-- START OF Available records --

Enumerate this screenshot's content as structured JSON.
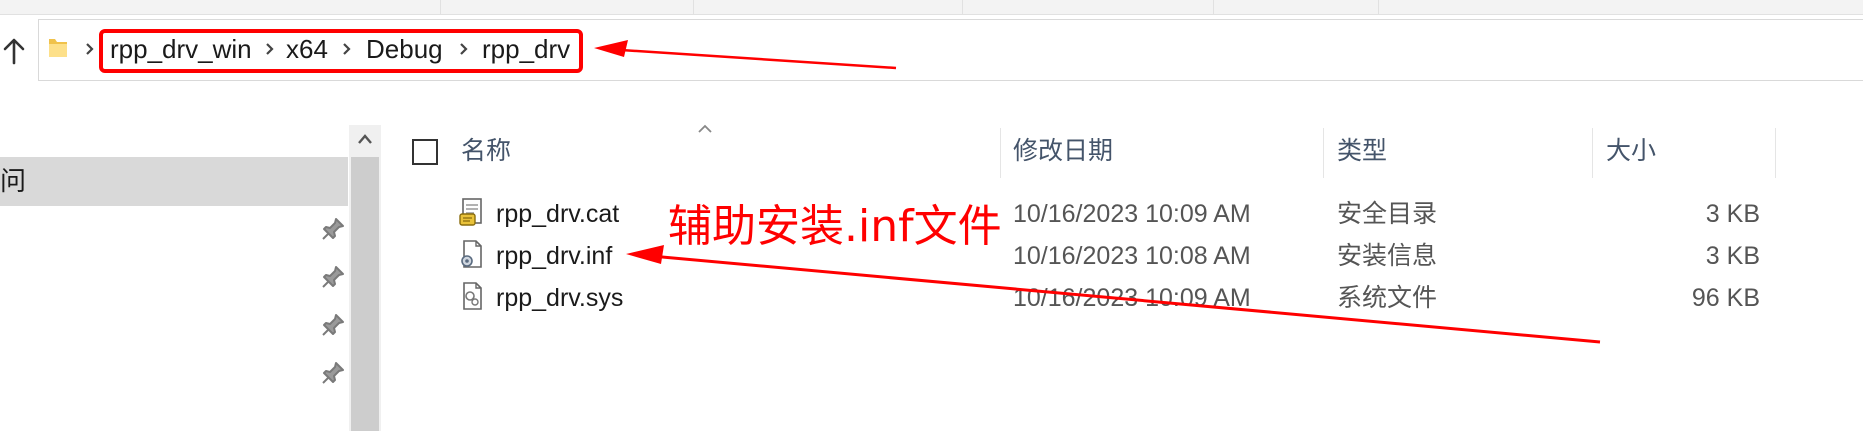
{
  "navigation": {
    "up_icon": "arrow-up-icon",
    "folder_icon": "folder-icon",
    "breadcrumbs": [
      "rpp_drv_win",
      "x64",
      "Debug",
      "rpp_drv"
    ]
  },
  "columns": {
    "name": "名称",
    "date_modified": "修改日期",
    "type": "类型",
    "size": "大小"
  },
  "files": [
    {
      "name": "rpp_drv.cat",
      "date": "10/16/2023 10:09 AM",
      "type": "安全目录",
      "size": "3 KB",
      "icon": "security-catalog-icon"
    },
    {
      "name": "rpp_drv.inf",
      "date": "10/16/2023 10:08 AM",
      "type": "安装信息",
      "size": "3 KB",
      "icon": "setup-information-icon"
    },
    {
      "name": "rpp_drv.sys",
      "date": "10/16/2023 10:09 AM",
      "type": "系统文件",
      "size": "96 KB",
      "icon": "system-file-icon"
    }
  ],
  "left_pane": {
    "selected_glyph": "问",
    "pin_icon": "pin-icon"
  },
  "annotation": {
    "note": "辅助安装.inf文件",
    "color": "#ff0000"
  }
}
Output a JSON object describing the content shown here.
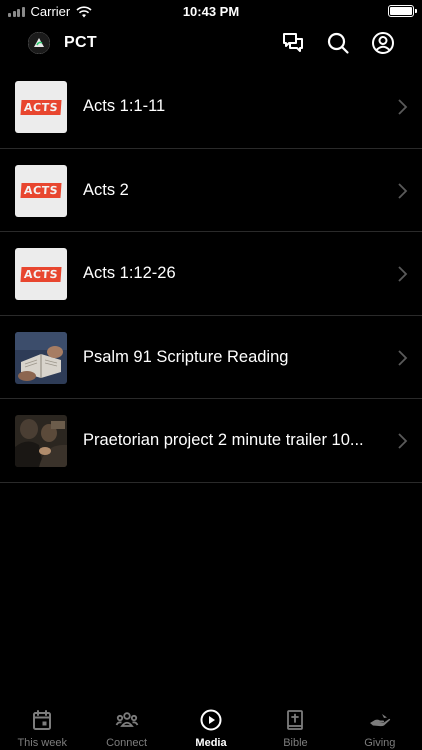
{
  "status_bar": {
    "carrier": "Carrier",
    "time": "10:43 PM"
  },
  "header": {
    "title": "PCT",
    "icons": [
      "chat-icon",
      "search-icon",
      "account-icon"
    ]
  },
  "media": {
    "items": [
      {
        "title": "Acts 1:1-11",
        "thumb_text": "ACTS",
        "thumb_type": "acts"
      },
      {
        "title": "Acts 2",
        "thumb_text": "ACTS",
        "thumb_type": "acts"
      },
      {
        "title": "Acts 1:12-26",
        "thumb_text": "ACTS",
        "thumb_type": "acts"
      },
      {
        "title": "Psalm 91 Scripture Reading",
        "thumb_type": "bible-photo"
      },
      {
        "title": "Praetorian project 2 minute trailer 10...",
        "thumb_type": "people-photo"
      }
    ]
  },
  "tabs": [
    {
      "label": "This week",
      "icon": "calendar-icon",
      "active": false
    },
    {
      "label": "Connect",
      "icon": "people-icon",
      "active": false
    },
    {
      "label": "Media",
      "icon": "play-circle-icon",
      "active": true
    },
    {
      "label": "Bible",
      "icon": "bible-icon",
      "active": false
    },
    {
      "label": "Giving",
      "icon": "giving-hand-icon",
      "active": false
    }
  ],
  "colors": {
    "background": "#000000",
    "separator": "#2a2a2a",
    "tab_inactive": "#7d7d7d",
    "acts_red": "#e8462f"
  }
}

-- END OF Available records --

### Written task
Pull out each line containing the word "content" and copy it.

### Solved exercise
Enumerate this screenshot's content as structured JSON.
Output a JSON object describing the content shown here.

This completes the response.